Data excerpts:
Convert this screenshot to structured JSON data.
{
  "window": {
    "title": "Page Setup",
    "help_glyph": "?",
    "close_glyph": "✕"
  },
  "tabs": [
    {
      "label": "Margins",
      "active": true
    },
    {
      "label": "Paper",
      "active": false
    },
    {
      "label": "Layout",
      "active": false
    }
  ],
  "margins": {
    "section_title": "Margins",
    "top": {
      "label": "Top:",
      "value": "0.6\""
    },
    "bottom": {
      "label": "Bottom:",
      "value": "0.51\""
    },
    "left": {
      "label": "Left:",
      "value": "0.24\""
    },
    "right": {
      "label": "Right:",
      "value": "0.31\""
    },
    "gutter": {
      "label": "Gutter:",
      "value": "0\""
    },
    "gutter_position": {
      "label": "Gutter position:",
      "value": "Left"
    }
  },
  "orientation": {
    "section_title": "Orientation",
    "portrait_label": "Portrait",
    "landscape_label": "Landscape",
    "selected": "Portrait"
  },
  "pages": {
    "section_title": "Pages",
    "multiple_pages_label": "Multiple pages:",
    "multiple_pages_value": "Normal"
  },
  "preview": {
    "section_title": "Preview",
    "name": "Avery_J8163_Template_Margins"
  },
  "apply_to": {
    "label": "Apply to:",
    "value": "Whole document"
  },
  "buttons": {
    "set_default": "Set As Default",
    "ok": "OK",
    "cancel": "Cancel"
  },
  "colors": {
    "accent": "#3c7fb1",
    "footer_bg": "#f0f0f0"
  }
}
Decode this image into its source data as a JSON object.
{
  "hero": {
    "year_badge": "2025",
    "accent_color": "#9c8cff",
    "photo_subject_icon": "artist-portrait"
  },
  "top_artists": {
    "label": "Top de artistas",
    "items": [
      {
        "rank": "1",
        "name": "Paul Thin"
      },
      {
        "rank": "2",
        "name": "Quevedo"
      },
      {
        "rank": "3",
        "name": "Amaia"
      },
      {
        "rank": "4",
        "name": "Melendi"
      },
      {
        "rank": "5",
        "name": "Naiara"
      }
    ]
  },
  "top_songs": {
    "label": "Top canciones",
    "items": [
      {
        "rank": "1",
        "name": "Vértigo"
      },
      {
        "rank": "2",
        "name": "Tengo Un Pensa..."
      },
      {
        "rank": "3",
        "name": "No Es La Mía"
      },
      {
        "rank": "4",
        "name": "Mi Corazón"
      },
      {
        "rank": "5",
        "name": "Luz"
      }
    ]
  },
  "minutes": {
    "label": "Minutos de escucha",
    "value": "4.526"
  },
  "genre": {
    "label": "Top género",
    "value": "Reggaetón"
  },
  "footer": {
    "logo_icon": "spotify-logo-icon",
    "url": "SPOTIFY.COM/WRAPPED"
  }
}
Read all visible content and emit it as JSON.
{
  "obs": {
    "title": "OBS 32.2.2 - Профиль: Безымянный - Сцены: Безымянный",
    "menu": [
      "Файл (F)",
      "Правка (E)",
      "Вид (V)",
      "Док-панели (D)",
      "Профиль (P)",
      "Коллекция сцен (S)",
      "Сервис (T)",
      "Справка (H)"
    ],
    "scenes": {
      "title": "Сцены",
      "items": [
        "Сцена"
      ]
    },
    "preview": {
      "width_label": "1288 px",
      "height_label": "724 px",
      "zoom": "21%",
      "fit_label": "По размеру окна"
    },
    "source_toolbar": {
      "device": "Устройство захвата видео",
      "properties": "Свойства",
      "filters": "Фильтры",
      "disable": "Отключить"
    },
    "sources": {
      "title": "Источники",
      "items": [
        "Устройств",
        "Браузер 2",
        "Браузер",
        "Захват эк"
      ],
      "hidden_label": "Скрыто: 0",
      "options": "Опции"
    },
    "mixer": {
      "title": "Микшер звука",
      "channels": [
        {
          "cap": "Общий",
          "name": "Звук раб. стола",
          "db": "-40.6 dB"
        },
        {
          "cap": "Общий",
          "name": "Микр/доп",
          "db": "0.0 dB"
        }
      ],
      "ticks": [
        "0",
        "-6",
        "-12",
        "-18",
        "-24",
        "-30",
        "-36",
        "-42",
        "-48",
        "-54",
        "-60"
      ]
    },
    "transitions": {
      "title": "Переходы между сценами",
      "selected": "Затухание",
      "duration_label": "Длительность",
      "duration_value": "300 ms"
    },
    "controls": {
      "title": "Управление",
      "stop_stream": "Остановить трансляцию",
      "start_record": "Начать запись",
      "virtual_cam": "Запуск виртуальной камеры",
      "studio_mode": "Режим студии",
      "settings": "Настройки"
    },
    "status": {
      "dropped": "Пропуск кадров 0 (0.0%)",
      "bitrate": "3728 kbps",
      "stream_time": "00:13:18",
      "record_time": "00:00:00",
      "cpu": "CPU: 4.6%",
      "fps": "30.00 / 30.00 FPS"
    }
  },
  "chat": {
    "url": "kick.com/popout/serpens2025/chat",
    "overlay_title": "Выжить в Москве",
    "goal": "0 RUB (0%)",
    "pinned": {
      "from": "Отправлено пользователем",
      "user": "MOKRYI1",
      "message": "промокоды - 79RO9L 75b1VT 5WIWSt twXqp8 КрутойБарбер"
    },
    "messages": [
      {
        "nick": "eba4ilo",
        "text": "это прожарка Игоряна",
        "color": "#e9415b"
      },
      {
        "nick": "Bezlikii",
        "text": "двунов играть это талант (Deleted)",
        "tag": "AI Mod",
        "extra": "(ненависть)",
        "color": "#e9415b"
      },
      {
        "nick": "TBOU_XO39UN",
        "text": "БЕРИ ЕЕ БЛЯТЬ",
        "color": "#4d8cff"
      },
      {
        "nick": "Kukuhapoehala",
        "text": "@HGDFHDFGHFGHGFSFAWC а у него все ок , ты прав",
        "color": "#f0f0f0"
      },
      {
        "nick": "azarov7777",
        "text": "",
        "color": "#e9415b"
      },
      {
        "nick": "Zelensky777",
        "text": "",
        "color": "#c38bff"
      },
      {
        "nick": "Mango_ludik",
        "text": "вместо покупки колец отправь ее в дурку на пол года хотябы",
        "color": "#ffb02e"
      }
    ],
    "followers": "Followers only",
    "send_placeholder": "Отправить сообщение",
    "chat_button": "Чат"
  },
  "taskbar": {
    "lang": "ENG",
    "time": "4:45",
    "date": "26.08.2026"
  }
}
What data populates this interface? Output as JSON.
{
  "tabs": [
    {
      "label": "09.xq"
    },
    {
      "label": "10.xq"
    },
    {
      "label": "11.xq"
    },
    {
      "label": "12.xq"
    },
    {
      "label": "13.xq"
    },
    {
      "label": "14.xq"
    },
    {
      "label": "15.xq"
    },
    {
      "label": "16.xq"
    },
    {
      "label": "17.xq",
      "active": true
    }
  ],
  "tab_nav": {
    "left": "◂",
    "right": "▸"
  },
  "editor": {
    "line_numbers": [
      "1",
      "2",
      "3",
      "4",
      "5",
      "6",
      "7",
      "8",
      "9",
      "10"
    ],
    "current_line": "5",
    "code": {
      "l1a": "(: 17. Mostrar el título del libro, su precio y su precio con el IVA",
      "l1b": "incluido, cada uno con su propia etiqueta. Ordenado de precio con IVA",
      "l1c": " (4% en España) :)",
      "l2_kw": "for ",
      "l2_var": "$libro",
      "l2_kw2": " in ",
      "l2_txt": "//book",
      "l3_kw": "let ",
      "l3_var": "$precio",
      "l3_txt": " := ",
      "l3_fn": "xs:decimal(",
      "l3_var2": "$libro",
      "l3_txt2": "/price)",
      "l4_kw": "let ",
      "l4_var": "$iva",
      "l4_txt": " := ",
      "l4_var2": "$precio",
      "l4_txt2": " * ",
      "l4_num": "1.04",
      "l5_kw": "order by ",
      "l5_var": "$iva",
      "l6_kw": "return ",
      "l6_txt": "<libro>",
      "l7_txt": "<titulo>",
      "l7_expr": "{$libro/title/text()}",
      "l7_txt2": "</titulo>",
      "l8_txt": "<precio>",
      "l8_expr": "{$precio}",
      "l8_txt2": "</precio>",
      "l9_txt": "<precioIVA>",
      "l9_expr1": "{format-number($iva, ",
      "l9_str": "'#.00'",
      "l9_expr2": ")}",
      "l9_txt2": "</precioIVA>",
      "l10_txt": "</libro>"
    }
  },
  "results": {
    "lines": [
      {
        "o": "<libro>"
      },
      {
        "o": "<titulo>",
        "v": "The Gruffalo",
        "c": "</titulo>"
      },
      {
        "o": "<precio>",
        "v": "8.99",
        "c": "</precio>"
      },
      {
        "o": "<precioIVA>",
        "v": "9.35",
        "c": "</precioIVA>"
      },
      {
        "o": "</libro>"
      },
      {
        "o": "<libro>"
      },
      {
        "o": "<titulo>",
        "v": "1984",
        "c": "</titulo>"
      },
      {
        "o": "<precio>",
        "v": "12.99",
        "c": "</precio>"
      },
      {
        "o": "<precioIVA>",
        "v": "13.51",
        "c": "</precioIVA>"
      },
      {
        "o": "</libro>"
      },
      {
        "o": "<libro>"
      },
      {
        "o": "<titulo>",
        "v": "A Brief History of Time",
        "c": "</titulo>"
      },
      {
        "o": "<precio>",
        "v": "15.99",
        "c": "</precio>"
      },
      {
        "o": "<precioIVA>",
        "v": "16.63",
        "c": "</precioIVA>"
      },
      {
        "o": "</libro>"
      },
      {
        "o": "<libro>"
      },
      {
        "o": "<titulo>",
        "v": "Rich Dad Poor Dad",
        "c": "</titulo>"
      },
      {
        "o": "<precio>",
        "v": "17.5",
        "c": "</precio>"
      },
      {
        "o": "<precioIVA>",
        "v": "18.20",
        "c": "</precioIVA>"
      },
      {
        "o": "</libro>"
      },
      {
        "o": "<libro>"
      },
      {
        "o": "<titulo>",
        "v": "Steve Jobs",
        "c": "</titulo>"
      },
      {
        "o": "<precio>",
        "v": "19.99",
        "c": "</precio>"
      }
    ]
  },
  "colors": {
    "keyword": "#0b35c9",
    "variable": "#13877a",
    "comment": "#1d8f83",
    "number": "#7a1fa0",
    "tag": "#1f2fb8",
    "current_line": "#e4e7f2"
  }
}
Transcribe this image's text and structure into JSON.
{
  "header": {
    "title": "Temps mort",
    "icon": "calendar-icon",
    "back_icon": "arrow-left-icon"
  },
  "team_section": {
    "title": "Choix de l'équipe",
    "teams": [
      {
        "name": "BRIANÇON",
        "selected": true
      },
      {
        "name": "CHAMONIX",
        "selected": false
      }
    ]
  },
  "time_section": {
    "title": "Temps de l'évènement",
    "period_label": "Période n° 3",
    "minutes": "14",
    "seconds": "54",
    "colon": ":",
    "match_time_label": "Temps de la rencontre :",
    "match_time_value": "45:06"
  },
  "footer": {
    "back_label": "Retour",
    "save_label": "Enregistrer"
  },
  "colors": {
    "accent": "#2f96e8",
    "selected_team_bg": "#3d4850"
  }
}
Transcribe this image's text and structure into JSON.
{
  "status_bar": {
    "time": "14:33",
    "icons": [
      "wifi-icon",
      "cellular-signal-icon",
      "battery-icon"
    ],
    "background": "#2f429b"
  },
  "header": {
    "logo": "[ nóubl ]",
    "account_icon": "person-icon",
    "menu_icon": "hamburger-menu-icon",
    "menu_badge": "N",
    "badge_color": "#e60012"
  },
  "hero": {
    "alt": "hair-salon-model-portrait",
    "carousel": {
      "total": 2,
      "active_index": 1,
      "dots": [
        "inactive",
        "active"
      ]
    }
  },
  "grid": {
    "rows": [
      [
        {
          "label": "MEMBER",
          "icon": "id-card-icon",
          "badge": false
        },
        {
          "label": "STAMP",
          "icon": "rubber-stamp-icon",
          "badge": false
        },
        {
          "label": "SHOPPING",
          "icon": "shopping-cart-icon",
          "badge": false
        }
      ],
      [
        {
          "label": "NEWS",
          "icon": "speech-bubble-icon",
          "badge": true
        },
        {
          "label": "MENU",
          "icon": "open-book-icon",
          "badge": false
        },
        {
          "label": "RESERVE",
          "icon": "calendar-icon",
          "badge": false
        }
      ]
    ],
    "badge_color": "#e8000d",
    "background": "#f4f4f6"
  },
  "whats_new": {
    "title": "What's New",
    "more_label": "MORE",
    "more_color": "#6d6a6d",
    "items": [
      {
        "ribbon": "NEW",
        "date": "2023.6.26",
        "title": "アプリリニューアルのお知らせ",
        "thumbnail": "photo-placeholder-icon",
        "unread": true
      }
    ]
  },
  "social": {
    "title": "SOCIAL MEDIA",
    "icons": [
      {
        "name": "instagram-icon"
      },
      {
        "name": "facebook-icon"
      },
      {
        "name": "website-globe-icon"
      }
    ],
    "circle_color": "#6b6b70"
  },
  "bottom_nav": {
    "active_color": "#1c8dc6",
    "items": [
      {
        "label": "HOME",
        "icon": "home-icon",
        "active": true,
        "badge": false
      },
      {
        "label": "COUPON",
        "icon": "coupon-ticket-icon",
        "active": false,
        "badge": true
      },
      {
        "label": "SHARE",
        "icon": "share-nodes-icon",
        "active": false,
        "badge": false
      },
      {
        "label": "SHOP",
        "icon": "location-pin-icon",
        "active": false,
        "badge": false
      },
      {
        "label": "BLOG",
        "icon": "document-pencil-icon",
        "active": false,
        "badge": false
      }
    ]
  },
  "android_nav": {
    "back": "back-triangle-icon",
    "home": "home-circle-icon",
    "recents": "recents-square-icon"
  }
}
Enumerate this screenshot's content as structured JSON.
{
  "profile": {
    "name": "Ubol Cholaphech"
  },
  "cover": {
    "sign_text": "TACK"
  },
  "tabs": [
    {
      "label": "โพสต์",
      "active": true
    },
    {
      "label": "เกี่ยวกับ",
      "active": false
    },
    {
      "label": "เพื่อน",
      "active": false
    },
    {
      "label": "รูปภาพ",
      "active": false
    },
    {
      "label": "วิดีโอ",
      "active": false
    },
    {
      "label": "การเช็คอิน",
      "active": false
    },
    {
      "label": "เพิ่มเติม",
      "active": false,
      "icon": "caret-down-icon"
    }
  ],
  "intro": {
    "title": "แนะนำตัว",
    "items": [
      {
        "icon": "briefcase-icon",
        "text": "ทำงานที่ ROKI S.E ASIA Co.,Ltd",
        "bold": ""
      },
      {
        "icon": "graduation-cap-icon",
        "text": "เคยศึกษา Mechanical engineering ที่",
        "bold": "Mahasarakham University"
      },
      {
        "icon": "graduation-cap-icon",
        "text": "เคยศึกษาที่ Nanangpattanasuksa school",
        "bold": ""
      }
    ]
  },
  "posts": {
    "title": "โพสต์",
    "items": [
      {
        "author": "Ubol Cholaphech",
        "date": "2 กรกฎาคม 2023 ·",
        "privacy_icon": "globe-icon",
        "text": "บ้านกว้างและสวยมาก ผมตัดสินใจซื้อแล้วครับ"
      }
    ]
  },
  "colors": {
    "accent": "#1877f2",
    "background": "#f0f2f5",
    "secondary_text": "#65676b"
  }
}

**TO DO**
Go over the data above and copy every line that has the word "date" in it.

**RESPONSE TO THIS EXERCISE**
    "date": "26.08.2026"
        "date": "2023.6.26",
        "date": "2 กรกฎาคม 2023 ·",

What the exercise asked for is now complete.